- SHORT TASK
Going through the material below, please gather all lines with the word "content" in them.

- DATA LINES
— start —

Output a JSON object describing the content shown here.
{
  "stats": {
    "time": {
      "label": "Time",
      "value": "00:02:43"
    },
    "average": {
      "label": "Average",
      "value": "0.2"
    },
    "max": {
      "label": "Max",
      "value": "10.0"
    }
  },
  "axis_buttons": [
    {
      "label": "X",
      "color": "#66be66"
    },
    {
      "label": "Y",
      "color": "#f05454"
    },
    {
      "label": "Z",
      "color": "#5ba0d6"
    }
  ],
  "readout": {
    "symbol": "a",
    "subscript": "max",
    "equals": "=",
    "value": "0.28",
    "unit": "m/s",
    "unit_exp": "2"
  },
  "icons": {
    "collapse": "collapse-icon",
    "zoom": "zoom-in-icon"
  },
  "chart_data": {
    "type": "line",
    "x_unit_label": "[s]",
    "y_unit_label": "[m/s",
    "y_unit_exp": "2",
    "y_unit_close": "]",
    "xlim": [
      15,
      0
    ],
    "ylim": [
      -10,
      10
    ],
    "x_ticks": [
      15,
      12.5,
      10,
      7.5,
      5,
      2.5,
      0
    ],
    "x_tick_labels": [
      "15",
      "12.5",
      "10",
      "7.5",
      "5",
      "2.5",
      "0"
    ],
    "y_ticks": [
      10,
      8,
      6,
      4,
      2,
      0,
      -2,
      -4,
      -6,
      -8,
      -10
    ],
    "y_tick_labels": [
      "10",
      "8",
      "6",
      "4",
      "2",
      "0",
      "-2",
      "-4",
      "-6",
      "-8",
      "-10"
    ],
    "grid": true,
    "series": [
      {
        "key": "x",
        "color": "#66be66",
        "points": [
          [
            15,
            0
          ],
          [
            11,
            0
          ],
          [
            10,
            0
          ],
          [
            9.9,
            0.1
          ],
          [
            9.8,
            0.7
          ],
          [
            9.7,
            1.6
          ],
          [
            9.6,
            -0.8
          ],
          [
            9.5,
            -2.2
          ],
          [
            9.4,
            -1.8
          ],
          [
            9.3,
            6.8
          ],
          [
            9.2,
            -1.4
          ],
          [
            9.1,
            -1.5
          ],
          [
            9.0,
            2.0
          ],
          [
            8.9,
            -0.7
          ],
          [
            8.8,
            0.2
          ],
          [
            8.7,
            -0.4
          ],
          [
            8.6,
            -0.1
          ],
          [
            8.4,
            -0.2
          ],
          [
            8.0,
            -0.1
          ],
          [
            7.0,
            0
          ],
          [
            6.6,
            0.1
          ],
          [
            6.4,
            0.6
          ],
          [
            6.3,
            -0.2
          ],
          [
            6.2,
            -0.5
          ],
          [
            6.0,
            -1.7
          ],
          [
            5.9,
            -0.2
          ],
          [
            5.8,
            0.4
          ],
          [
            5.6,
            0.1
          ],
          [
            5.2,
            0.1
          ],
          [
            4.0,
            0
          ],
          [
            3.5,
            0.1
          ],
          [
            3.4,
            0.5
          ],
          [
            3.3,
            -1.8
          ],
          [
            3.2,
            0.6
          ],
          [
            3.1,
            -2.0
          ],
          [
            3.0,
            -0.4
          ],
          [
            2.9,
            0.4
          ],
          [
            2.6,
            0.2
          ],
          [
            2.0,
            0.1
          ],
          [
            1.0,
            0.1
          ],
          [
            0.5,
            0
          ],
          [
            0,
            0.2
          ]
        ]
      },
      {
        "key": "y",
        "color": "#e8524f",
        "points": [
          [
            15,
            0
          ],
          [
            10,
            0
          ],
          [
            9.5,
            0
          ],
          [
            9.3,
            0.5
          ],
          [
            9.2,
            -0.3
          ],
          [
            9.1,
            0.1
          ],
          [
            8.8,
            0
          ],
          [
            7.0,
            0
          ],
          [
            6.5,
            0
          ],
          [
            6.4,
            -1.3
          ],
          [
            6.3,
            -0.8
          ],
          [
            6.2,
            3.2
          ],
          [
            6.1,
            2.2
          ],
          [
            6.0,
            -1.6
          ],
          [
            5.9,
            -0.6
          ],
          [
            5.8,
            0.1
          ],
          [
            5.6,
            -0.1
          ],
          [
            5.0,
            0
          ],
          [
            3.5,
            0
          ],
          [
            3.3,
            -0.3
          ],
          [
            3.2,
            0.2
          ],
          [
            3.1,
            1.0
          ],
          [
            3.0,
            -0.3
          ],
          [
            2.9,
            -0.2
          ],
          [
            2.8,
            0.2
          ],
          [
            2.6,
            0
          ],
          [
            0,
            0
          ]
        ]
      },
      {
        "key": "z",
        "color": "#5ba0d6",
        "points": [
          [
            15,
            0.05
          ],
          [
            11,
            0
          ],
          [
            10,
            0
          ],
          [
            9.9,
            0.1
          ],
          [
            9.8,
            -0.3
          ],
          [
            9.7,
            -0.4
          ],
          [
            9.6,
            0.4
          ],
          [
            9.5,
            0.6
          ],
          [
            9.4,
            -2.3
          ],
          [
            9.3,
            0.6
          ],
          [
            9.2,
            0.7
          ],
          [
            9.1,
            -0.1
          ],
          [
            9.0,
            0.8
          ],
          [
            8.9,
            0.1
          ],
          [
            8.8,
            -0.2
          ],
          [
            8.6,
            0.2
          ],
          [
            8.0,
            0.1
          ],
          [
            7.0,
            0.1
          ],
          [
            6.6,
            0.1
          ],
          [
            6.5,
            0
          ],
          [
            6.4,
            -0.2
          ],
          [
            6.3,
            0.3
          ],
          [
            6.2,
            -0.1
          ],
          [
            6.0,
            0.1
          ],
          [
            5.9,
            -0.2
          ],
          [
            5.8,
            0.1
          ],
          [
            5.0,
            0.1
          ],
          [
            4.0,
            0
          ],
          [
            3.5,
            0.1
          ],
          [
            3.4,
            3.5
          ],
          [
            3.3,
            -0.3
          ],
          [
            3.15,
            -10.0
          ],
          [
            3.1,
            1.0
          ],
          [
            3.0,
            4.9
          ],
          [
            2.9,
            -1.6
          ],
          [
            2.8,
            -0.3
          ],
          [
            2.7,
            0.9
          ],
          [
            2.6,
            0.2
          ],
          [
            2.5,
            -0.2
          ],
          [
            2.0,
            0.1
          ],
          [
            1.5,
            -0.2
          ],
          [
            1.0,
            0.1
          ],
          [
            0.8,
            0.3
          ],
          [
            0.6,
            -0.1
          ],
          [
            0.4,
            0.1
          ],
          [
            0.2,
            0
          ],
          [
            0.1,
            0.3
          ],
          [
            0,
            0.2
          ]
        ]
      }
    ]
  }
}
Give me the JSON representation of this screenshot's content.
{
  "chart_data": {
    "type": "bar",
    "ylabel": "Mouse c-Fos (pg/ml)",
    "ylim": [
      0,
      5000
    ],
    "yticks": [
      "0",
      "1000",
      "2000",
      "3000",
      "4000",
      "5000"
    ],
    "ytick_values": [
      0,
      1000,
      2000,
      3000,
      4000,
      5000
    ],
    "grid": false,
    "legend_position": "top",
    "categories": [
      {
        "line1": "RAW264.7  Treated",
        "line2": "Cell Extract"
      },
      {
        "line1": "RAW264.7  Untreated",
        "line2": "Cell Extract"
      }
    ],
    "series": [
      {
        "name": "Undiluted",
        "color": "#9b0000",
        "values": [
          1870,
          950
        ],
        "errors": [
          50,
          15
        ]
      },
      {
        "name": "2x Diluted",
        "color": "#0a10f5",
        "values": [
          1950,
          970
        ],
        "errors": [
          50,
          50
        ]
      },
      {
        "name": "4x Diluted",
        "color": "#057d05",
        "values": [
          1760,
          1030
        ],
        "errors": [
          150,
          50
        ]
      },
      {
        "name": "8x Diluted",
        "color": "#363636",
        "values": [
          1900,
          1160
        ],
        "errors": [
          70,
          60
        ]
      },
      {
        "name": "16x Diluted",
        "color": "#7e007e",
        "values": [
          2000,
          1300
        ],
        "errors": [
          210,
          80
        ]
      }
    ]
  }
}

— end —

- SOLUTION FOR THIS PROBLEM
Output a JSON object describing the content shown here.
Give me the JSON representation of this screenshot's content.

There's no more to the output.